STATED EXERCISE
Check every line of the entries that follow, and copy the ones containing "RAOB".

ITEMS
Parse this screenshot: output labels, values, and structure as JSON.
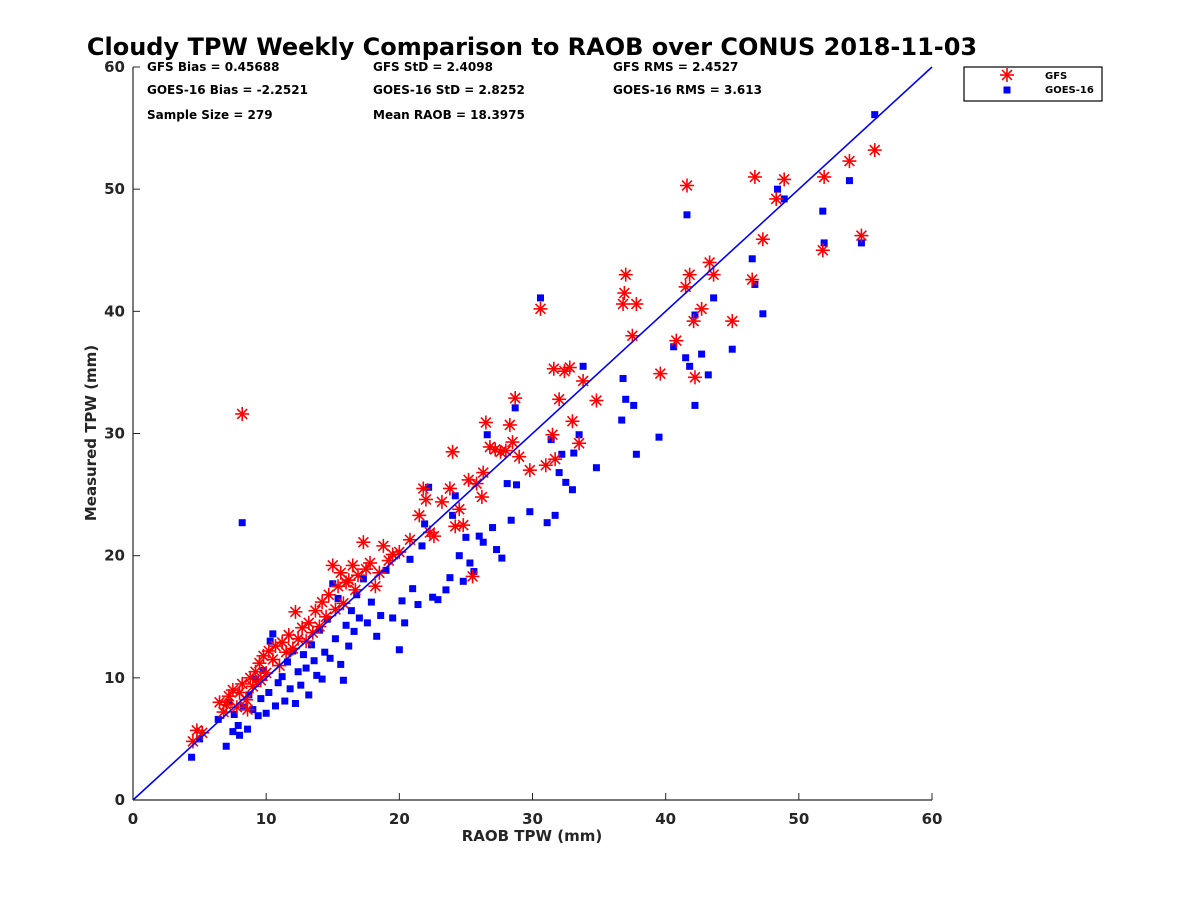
{
  "chart_data": {
    "type": "scatter",
    "title": "Cloudy TPW Weekly Comparison to RAOB over CONUS 2018-11-03",
    "xlabel": "RAOB TPW (mm)",
    "ylabel": "Measured TPW (mm)",
    "xlim": [
      0,
      60
    ],
    "ylim": [
      0,
      60
    ],
    "xticks": [
      "0",
      "10",
      "20",
      "30",
      "40",
      "50",
      "60"
    ],
    "yticks": [
      "0",
      "10",
      "20",
      "30",
      "40",
      "50",
      "60"
    ],
    "grid": false,
    "legend_position": "outside-top-right",
    "reference_line": {
      "from": [
        0,
        0
      ],
      "to": [
        60,
        60
      ],
      "color": "#0000ff"
    },
    "stats": [
      [
        "GFS Bias = 0.45688",
        "GFS StD = 2.4098",
        "GFS RMS = 2.4527"
      ],
      [
        "GOES-16 Bias = -2.2521",
        "GOES-16 StD = 2.8252",
        "GOES-16 RMS = 3.613"
      ],
      [
        "Sample Size = 279",
        "Mean RAOB = 18.3975",
        ""
      ]
    ],
    "series": [
      {
        "name": "GFS",
        "marker": "asterisk",
        "color": "#ff0000",
        "points": [
          [
            4.5,
            4.8
          ],
          [
            4.8,
            5.7
          ],
          [
            5.2,
            5.5
          ],
          [
            6.5,
            8.0
          ],
          [
            6.8,
            7.2
          ],
          [
            7.0,
            7.8
          ],
          [
            7.2,
            8.5
          ],
          [
            7.5,
            9.0
          ],
          [
            7.8,
            7.6
          ],
          [
            8.0,
            8.8
          ],
          [
            8.2,
            9.5
          ],
          [
            8.5,
            8.2
          ],
          [
            8.6,
            7.4
          ],
          [
            8.8,
            10.0
          ],
          [
            9.0,
            9.3
          ],
          [
            9.2,
            10.5
          ],
          [
            9.5,
            11.2
          ],
          [
            9.6,
            9.8
          ],
          [
            9.8,
            11.8
          ],
          [
            10.0,
            10.4
          ],
          [
            10.2,
            12.2
          ],
          [
            10.5,
            11.5
          ],
          [
            10.7,
            12.6
          ],
          [
            11.0,
            11.0
          ],
          [
            11.2,
            12.9
          ],
          [
            11.5,
            12.1
          ],
          [
            11.7,
            13.5
          ],
          [
            12.0,
            12.4
          ],
          [
            12.2,
            15.4
          ],
          [
            12.4,
            13.2
          ],
          [
            12.7,
            14.1
          ],
          [
            13.0,
            13.0
          ],
          [
            13.2,
            14.5
          ],
          [
            13.5,
            13.7
          ],
          [
            13.7,
            15.5
          ],
          [
            14.0,
            14.2
          ],
          [
            14.2,
            16.2
          ],
          [
            14.5,
            15.0
          ],
          [
            14.7,
            16.8
          ],
          [
            15.0,
            19.2
          ],
          [
            15.2,
            15.6
          ],
          [
            15.4,
            17.5
          ],
          [
            15.6,
            18.6
          ],
          [
            15.8,
            16.1
          ],
          [
            16.0,
            17.8
          ],
          [
            16.2,
            18.0
          ],
          [
            16.5,
            19.2
          ],
          [
            16.7,
            17.2
          ],
          [
            16.9,
            18.4
          ],
          [
            17.3,
            21.1
          ],
          [
            17.5,
            18.9
          ],
          [
            17.8,
            19.4
          ],
          [
            18.2,
            17.5
          ],
          [
            18.5,
            18.6
          ],
          [
            18.8,
            20.8
          ],
          [
            19.2,
            19.6
          ],
          [
            19.5,
            20.1
          ],
          [
            20.0,
            20.3
          ],
          [
            8.2,
            31.6
          ],
          [
            20.8,
            21.3
          ],
          [
            21.5,
            23.3
          ],
          [
            21.8,
            25.5
          ],
          [
            22.0,
            24.6
          ],
          [
            22.3,
            21.9
          ],
          [
            22.6,
            21.6
          ],
          [
            23.2,
            24.4
          ],
          [
            23.8,
            25.5
          ],
          [
            24.0,
            28.5
          ],
          [
            24.2,
            22.4
          ],
          [
            24.5,
            23.8
          ],
          [
            24.8,
            22.5
          ],
          [
            25.2,
            26.2
          ],
          [
            25.5,
            18.3
          ],
          [
            25.8,
            25.9
          ],
          [
            26.2,
            24.8
          ],
          [
            26.3,
            26.8
          ],
          [
            26.5,
            30.9
          ],
          [
            26.8,
            28.9
          ],
          [
            27.2,
            28.7
          ],
          [
            27.6,
            28.5
          ],
          [
            28.0,
            28.6
          ],
          [
            28.3,
            30.7
          ],
          [
            28.5,
            29.3
          ],
          [
            28.7,
            32.9
          ],
          [
            29.0,
            28.1
          ],
          [
            29.8,
            27.0
          ],
          [
            30.6,
            40.2
          ],
          [
            31.0,
            27.4
          ],
          [
            31.5,
            29.9
          ],
          [
            31.6,
            35.3
          ],
          [
            31.7,
            27.9
          ],
          [
            32.0,
            32.8
          ],
          [
            32.4,
            35.1
          ],
          [
            32.8,
            35.4
          ],
          [
            33.0,
            31.0
          ],
          [
            33.5,
            29.2
          ],
          [
            33.8,
            34.3
          ],
          [
            34.8,
            32.7
          ],
          [
            36.8,
            40.6
          ],
          [
            36.9,
            41.5
          ],
          [
            37.0,
            43.0
          ],
          [
            37.5,
            38.0
          ],
          [
            37.8,
            40.6
          ],
          [
            39.6,
            34.9
          ],
          [
            40.8,
            37.6
          ],
          [
            41.5,
            42.0
          ],
          [
            41.6,
            50.3
          ],
          [
            41.8,
            43.0
          ],
          [
            42.1,
            39.2
          ],
          [
            42.2,
            34.6
          ],
          [
            42.7,
            40.2
          ],
          [
            43.3,
            44.0
          ],
          [
            43.6,
            43.0
          ],
          [
            45.0,
            39.2
          ],
          [
            46.5,
            42.6
          ],
          [
            46.7,
            51.0
          ],
          [
            47.3,
            45.9
          ],
          [
            48.3,
            49.2
          ],
          [
            48.9,
            50.8
          ],
          [
            51.8,
            45.0
          ],
          [
            51.9,
            51.0
          ],
          [
            53.8,
            52.3
          ],
          [
            54.7,
            46.2
          ],
          [
            55.7,
            53.2
          ]
        ]
      },
      {
        "name": "GOES-16",
        "marker": "square",
        "color": "#0000ff",
        "points": [
          [
            4.4,
            3.5
          ],
          [
            5.0,
            5.0
          ],
          [
            6.4,
            6.6
          ],
          [
            7.0,
            4.4
          ],
          [
            7.2,
            8.0
          ],
          [
            7.5,
            5.6
          ],
          [
            7.6,
            7.0
          ],
          [
            7.9,
            6.1
          ],
          [
            8.0,
            5.3
          ],
          [
            8.2,
            22.7
          ],
          [
            8.3,
            7.6
          ],
          [
            8.6,
            5.8
          ],
          [
            8.7,
            8.6
          ],
          [
            9.0,
            7.4
          ],
          [
            9.2,
            9.9
          ],
          [
            9.4,
            6.9
          ],
          [
            9.6,
            8.3
          ],
          [
            9.8,
            10.6
          ],
          [
            10.0,
            7.1
          ],
          [
            10.2,
            8.8
          ],
          [
            10.3,
            13.0
          ],
          [
            10.5,
            13.6
          ],
          [
            10.7,
            7.7
          ],
          [
            10.9,
            9.6
          ],
          [
            11.2,
            10.1
          ],
          [
            11.4,
            8.1
          ],
          [
            11.6,
            11.3
          ],
          [
            11.8,
            9.1
          ],
          [
            12.0,
            12.2
          ],
          [
            12.2,
            7.9
          ],
          [
            12.4,
            10.5
          ],
          [
            12.6,
            9.4
          ],
          [
            12.8,
            11.9
          ],
          [
            13.0,
            10.8
          ],
          [
            13.2,
            8.6
          ],
          [
            13.4,
            12.7
          ],
          [
            13.6,
            11.4
          ],
          [
            13.8,
            10.2
          ],
          [
            14.0,
            13.9
          ],
          [
            14.2,
            9.9
          ],
          [
            14.4,
            12.1
          ],
          [
            14.6,
            14.8
          ],
          [
            14.8,
            11.6
          ],
          [
            15.0,
            17.7
          ],
          [
            15.2,
            13.2
          ],
          [
            15.4,
            16.5
          ],
          [
            15.6,
            11.1
          ],
          [
            15.8,
            9.8
          ],
          [
            16.0,
            14.3
          ],
          [
            16.2,
            12.6
          ],
          [
            16.4,
            15.5
          ],
          [
            16.6,
            13.8
          ],
          [
            16.8,
            16.8
          ],
          [
            17.0,
            14.9
          ],
          [
            17.3,
            18.1
          ],
          [
            17.6,
            14.5
          ],
          [
            17.9,
            16.2
          ],
          [
            18.3,
            13.4
          ],
          [
            18.6,
            15.1
          ],
          [
            19.0,
            18.8
          ],
          [
            19.5,
            14.9
          ],
          [
            20.0,
            12.3
          ],
          [
            20.2,
            16.3
          ],
          [
            20.4,
            14.5
          ],
          [
            20.8,
            19.7
          ],
          [
            21.0,
            17.3
          ],
          [
            21.4,
            16.0
          ],
          [
            21.7,
            20.8
          ],
          [
            21.9,
            22.6
          ],
          [
            22.2,
            25.6
          ],
          [
            22.5,
            16.6
          ],
          [
            22.9,
            16.4
          ],
          [
            23.5,
            17.2
          ],
          [
            23.8,
            18.2
          ],
          [
            24.0,
            23.3
          ],
          [
            24.2,
            24.9
          ],
          [
            24.5,
            20.0
          ],
          [
            24.8,
            17.9
          ],
          [
            25.0,
            21.5
          ],
          [
            25.3,
            19.4
          ],
          [
            25.6,
            18.7
          ],
          [
            26.0,
            21.6
          ],
          [
            26.3,
            21.1
          ],
          [
            26.6,
            29.9
          ],
          [
            27.0,
            22.3
          ],
          [
            27.3,
            20.5
          ],
          [
            27.7,
            19.8
          ],
          [
            28.1,
            25.9
          ],
          [
            28.4,
            22.9
          ],
          [
            28.7,
            32.1
          ],
          [
            28.8,
            25.8
          ],
          [
            29.8,
            23.6
          ],
          [
            30.6,
            41.1
          ],
          [
            31.1,
            22.7
          ],
          [
            31.4,
            29.5
          ],
          [
            31.7,
            23.3
          ],
          [
            32.0,
            26.8
          ],
          [
            32.2,
            28.3
          ],
          [
            32.5,
            26.0
          ],
          [
            33.0,
            25.4
          ],
          [
            33.1,
            28.4
          ],
          [
            33.5,
            29.9
          ],
          [
            33.8,
            35.5
          ],
          [
            34.8,
            27.2
          ],
          [
            36.7,
            31.1
          ],
          [
            36.8,
            34.5
          ],
          [
            37.0,
            32.8
          ],
          [
            37.6,
            32.3
          ],
          [
            37.8,
            28.3
          ],
          [
            39.5,
            29.7
          ],
          [
            40.6,
            37.1
          ],
          [
            41.5,
            36.2
          ],
          [
            41.6,
            47.9
          ],
          [
            41.8,
            35.5
          ],
          [
            42.2,
            39.7
          ],
          [
            42.2,
            32.3
          ],
          [
            42.7,
            36.5
          ],
          [
            43.2,
            34.8
          ],
          [
            43.6,
            41.1
          ],
          [
            45.0,
            36.9
          ],
          [
            46.5,
            44.3
          ],
          [
            46.7,
            42.2
          ],
          [
            47.3,
            39.8
          ],
          [
            48.4,
            50.0
          ],
          [
            48.9,
            49.2
          ],
          [
            51.8,
            48.2
          ],
          [
            51.9,
            45.6
          ],
          [
            53.8,
            50.7
          ],
          [
            54.7,
            45.6
          ],
          [
            55.7,
            56.1
          ]
        ]
      }
    ]
  }
}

ANSWER FOR THIS EXERCISE
    "title": "Cloudy TPW Weekly Comparison to RAOB over CONUS 2018-11-03",
    "xlabel": "RAOB TPW (mm)",
        "Mean RAOB = 18.3975",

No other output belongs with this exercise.